**To be done:** Note each line that includes the word "holatlarda". Copy those lines.

**Material for the task:**
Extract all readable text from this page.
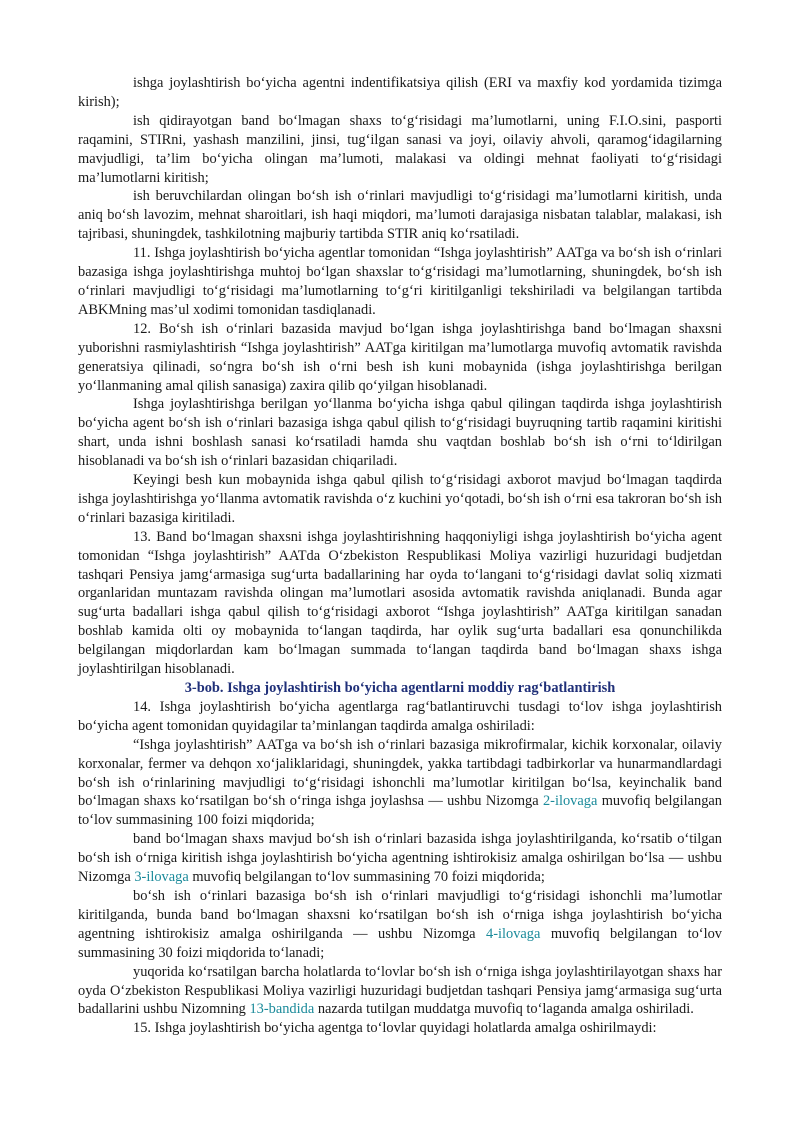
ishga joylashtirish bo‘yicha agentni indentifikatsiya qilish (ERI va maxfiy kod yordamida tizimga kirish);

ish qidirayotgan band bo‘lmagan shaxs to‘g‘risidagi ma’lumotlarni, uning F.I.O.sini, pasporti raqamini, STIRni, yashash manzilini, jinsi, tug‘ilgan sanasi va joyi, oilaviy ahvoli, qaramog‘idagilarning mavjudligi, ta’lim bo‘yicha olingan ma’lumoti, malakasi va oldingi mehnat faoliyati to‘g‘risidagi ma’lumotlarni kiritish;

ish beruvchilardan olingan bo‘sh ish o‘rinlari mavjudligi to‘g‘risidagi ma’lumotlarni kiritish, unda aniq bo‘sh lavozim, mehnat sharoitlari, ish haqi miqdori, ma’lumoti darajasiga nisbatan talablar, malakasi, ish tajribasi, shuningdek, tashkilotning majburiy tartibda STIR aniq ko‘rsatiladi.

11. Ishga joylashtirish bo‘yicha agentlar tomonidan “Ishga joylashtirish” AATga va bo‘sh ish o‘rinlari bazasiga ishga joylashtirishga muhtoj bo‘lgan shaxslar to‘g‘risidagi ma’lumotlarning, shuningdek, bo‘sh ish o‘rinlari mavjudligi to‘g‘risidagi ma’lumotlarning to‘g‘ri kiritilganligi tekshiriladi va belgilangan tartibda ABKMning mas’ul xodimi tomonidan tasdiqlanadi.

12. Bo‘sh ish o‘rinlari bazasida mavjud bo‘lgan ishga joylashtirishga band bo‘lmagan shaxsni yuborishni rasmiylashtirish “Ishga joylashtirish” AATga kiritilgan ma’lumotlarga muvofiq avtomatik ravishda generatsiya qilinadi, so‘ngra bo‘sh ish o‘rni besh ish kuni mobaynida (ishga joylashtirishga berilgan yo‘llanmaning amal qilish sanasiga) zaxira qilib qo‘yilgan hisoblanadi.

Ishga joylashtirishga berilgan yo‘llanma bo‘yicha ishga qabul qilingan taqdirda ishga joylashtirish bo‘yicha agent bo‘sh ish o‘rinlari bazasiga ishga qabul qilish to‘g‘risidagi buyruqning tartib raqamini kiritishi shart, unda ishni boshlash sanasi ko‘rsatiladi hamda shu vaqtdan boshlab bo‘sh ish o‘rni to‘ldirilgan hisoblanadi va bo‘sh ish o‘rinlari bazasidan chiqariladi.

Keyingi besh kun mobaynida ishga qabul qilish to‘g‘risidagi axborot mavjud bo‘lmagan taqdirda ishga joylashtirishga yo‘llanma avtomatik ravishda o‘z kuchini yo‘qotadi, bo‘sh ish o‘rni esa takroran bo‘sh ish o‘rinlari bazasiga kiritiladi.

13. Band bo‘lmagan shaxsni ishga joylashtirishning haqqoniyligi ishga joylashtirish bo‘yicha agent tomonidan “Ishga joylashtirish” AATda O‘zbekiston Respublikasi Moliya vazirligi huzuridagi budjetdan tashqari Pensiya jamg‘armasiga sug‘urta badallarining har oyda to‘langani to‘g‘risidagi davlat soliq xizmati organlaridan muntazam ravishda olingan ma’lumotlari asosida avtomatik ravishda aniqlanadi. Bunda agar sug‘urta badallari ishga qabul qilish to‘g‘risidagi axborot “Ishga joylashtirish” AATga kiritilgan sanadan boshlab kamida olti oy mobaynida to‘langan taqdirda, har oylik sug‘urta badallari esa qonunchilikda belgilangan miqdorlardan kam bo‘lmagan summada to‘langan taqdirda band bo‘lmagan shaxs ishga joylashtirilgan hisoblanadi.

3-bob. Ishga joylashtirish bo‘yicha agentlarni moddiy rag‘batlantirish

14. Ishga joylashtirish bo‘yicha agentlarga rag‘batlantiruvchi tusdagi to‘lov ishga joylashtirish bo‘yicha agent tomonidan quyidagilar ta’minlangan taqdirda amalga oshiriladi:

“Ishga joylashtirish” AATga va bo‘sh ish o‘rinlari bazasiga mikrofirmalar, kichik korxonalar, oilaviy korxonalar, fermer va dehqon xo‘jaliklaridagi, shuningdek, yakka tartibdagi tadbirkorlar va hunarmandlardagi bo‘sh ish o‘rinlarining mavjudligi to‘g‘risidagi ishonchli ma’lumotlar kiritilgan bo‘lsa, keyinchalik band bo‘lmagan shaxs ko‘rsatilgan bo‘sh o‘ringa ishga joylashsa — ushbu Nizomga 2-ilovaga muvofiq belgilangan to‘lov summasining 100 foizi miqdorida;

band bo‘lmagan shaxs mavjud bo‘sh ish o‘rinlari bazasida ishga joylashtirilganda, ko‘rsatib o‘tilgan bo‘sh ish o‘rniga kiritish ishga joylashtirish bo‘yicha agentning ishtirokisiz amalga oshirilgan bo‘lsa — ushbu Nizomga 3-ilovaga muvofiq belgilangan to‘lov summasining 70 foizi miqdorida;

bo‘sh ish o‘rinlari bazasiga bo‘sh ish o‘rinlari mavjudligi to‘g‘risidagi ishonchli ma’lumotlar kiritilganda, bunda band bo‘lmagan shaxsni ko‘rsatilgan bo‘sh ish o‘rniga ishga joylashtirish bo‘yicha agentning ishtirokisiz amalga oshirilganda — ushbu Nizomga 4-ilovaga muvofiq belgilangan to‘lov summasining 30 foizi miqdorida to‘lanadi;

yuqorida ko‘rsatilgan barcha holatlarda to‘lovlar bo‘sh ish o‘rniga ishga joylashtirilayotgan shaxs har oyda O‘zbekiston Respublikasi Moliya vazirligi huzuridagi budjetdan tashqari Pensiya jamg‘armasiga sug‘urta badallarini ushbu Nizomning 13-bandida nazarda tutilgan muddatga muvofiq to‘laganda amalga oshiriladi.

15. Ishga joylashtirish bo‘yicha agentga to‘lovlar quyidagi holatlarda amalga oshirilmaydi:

* * *

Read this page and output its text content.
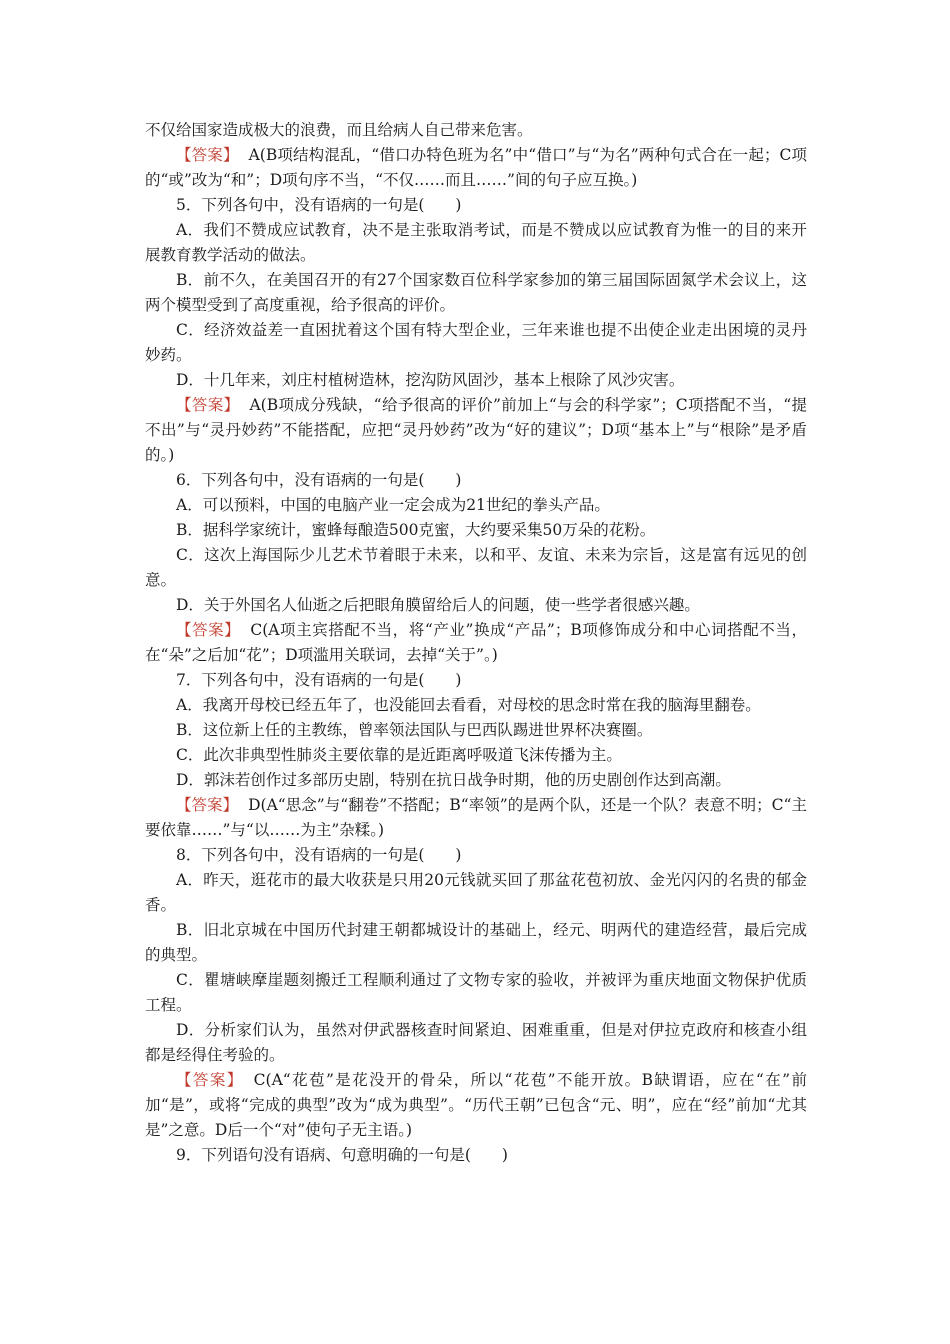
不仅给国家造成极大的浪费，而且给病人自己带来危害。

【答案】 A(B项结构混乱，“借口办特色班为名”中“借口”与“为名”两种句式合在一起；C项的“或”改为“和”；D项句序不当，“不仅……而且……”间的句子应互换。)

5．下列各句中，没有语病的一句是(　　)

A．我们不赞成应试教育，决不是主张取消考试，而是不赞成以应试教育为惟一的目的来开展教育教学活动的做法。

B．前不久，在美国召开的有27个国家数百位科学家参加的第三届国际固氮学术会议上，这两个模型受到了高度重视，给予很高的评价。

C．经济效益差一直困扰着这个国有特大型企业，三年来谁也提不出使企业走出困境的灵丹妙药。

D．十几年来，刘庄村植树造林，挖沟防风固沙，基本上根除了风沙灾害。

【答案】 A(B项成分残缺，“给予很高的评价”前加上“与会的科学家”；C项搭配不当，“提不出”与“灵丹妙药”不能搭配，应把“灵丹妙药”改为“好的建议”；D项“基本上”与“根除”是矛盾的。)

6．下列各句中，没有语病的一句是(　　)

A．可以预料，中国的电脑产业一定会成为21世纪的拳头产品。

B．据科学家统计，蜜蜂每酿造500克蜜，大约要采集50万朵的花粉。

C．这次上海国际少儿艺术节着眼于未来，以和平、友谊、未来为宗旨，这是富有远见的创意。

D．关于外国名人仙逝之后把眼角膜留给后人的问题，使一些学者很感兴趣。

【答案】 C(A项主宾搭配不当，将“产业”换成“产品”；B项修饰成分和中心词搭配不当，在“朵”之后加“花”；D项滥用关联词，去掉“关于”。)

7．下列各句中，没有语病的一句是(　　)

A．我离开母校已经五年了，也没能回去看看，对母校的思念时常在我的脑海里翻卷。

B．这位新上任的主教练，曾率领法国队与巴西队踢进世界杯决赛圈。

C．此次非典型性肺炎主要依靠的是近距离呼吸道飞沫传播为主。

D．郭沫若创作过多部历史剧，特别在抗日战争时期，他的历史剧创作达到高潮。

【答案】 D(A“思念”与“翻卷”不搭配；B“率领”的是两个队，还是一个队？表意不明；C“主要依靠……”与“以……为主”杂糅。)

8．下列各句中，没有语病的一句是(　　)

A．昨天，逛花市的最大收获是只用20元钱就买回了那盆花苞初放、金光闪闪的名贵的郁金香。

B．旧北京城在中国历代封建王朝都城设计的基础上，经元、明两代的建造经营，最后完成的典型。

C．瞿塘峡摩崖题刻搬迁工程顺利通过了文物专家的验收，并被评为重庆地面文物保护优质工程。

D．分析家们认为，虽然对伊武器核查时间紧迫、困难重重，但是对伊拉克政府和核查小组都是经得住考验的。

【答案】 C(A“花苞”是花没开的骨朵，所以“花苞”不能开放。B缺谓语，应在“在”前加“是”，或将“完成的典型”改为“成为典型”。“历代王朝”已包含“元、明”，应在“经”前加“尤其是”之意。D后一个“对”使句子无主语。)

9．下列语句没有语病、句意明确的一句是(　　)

**Worked solution:**
yuqorida ko‘rsatilgan barcha holatlarda to‘lovlar bo‘sh ish o‘rniga ishga joylashtirilayotgan shaxs har oyda O‘zbekiston Respublikasi Moliya vazirligi huzuridagi budjetdan tashqari Pensiya jamg‘armasiga sug‘urta badallarini ushbu Nizomning 13-bandida nazarda tutilgan muddatga muvofiq to‘laganda amalga oshiriladi.
15. Ishga joylashtirish bo‘yicha agentga to‘lovlar quyidagi holatlarda amalga oshirilmaydi:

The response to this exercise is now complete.